§ **TASK DESCRIPTION**: How many of the lines below contain "Elementary"? Answer with that number alone.

Items listed in a dataset:

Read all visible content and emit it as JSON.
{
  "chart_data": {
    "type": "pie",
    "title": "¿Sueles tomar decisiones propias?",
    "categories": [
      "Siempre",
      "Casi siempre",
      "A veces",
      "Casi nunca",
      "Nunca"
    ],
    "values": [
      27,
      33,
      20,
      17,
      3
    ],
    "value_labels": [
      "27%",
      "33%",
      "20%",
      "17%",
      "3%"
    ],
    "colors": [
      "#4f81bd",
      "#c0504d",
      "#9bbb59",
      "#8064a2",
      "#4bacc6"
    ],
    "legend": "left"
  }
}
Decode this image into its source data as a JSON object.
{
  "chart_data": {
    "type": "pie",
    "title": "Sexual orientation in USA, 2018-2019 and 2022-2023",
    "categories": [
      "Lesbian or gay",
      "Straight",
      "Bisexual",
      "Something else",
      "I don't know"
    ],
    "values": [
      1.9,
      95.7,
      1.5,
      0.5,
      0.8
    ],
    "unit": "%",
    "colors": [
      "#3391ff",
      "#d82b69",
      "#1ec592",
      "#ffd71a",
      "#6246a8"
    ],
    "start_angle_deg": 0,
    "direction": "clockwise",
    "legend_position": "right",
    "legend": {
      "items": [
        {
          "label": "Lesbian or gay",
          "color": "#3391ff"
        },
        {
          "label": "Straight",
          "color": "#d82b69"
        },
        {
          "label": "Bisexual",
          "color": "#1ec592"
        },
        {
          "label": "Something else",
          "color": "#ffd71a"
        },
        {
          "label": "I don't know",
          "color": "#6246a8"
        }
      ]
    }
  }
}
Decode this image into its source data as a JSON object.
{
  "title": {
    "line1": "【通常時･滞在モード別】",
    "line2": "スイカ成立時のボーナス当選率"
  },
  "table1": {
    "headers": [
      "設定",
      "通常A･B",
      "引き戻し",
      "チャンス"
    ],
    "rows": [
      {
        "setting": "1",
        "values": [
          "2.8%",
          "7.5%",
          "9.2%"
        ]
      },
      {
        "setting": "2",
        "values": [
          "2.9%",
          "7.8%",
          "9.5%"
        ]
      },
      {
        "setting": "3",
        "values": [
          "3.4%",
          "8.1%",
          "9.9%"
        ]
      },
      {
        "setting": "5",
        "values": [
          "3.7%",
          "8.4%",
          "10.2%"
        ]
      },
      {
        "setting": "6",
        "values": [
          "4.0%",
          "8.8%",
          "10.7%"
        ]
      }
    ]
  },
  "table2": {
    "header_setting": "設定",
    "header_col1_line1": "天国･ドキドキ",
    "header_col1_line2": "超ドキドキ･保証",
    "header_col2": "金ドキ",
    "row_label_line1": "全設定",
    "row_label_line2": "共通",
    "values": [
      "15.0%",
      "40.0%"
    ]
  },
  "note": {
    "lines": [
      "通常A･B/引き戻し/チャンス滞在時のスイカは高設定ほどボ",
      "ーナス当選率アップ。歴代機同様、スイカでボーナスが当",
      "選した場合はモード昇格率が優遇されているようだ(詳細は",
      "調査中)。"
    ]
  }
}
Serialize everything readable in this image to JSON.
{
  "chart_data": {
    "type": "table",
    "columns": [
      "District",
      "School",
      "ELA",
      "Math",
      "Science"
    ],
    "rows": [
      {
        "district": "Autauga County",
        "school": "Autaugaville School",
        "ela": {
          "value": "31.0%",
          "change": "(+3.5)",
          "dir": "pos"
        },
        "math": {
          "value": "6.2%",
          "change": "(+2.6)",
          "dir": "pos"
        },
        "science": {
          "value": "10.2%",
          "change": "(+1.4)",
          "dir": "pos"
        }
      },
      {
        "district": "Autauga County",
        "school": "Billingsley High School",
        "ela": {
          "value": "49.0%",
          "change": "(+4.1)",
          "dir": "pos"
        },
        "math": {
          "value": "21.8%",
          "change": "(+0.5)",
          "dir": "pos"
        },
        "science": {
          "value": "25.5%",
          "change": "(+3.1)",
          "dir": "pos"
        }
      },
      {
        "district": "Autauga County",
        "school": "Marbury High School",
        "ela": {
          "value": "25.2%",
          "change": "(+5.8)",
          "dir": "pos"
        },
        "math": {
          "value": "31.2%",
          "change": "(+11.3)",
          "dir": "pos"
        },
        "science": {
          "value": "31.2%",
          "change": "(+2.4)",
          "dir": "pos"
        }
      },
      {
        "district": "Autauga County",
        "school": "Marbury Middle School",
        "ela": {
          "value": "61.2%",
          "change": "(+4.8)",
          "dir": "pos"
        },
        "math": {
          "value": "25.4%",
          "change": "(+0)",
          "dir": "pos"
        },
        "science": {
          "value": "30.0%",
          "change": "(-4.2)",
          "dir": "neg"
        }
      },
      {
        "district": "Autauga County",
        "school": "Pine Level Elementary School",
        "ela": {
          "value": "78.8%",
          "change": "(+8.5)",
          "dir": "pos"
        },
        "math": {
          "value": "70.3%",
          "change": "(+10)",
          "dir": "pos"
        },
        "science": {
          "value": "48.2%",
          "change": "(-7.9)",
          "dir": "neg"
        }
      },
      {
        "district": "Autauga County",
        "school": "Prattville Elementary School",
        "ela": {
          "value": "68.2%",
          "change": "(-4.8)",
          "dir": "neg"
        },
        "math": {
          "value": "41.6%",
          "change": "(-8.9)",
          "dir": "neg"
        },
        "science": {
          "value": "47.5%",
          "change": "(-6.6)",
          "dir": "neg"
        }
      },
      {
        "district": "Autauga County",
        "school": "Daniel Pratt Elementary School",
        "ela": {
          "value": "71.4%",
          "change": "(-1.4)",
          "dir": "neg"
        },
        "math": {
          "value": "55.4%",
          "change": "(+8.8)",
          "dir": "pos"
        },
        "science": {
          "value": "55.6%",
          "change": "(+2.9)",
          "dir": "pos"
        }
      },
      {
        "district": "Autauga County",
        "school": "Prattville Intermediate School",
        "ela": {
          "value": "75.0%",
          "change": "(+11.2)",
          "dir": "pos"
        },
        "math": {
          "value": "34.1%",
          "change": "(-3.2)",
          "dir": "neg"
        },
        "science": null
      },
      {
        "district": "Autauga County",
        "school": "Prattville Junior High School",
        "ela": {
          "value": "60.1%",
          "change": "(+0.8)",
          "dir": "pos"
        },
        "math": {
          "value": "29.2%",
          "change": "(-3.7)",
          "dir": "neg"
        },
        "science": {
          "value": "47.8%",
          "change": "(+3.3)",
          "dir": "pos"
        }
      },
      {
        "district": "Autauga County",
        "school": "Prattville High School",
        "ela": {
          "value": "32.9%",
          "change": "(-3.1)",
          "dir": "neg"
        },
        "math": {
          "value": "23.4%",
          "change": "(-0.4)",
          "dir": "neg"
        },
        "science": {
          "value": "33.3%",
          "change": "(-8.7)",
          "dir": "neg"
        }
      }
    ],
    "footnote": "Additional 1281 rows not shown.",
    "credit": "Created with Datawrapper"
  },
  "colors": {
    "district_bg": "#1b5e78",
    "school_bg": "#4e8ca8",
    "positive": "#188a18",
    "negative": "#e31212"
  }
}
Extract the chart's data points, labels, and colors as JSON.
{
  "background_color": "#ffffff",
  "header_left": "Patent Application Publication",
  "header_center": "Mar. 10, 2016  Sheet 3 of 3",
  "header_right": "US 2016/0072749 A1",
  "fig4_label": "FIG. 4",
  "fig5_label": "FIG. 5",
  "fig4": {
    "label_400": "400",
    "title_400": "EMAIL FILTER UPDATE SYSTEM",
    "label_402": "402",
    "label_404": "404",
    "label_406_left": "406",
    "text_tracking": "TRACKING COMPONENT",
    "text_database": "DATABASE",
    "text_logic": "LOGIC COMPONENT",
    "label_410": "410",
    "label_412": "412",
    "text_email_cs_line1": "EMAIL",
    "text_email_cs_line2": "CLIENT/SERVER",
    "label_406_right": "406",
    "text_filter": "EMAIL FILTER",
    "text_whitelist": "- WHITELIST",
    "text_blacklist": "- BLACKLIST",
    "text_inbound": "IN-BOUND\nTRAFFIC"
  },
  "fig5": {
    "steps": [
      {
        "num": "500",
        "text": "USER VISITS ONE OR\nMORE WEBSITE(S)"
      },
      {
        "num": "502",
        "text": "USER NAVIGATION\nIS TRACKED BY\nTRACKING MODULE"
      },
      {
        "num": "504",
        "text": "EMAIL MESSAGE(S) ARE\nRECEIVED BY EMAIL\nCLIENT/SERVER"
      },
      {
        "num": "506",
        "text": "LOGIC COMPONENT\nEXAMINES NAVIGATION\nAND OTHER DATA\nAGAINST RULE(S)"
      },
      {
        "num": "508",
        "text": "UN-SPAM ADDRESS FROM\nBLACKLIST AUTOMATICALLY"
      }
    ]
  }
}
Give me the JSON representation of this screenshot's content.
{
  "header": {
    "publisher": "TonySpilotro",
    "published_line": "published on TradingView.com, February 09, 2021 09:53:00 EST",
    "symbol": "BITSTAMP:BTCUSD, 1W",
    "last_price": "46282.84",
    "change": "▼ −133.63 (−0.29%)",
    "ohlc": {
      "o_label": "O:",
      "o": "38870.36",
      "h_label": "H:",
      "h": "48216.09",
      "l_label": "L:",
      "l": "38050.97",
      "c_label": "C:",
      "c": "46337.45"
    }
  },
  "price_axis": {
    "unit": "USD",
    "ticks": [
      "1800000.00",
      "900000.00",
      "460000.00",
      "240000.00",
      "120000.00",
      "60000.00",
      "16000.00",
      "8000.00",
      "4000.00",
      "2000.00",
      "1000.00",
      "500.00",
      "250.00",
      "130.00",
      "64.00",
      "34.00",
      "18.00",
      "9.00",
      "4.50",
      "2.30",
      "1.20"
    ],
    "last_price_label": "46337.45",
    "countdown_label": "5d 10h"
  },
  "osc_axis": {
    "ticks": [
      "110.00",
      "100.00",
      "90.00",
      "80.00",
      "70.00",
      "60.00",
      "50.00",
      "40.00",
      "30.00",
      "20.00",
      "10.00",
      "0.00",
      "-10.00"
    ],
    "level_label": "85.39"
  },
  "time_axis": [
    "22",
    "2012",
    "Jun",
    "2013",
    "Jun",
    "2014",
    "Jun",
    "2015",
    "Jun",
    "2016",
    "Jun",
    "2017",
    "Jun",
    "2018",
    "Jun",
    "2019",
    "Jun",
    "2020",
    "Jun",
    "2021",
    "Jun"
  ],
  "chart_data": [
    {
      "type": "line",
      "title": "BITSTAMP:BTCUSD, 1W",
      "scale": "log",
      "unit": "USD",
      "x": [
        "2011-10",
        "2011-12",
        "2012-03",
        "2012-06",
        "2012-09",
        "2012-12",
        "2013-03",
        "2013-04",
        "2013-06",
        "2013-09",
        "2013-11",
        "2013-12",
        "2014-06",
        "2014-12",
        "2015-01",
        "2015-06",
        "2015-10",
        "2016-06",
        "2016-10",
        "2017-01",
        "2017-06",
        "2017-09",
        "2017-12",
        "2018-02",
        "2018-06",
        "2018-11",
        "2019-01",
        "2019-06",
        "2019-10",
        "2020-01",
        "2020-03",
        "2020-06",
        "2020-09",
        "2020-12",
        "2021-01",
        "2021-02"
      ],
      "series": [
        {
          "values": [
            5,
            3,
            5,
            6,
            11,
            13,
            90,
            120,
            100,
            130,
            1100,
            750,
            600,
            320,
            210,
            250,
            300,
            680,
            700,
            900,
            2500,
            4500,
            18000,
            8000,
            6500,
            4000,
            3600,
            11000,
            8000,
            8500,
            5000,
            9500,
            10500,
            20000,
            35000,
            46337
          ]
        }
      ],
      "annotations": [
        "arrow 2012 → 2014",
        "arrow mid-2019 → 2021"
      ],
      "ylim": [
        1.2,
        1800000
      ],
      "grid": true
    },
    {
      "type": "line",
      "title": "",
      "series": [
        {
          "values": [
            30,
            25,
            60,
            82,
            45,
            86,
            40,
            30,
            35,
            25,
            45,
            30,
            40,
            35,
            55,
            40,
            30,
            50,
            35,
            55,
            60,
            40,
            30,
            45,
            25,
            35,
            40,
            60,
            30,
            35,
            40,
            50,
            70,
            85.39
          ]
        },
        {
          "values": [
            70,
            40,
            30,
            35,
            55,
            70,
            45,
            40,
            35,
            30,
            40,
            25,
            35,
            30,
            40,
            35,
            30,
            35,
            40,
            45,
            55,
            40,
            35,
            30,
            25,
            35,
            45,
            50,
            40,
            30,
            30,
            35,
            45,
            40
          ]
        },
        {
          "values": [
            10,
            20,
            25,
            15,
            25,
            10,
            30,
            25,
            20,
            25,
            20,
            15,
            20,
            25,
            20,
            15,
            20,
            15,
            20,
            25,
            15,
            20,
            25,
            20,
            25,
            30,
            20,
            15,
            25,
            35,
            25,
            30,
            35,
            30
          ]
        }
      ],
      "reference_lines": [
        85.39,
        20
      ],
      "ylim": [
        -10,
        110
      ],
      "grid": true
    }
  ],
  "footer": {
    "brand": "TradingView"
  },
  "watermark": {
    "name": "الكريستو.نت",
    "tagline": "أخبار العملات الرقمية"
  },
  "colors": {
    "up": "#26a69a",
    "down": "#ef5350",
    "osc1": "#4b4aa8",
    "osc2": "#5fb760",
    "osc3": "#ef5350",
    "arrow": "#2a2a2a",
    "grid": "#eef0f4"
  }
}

§ **EXERCISE RESPONSE**: 3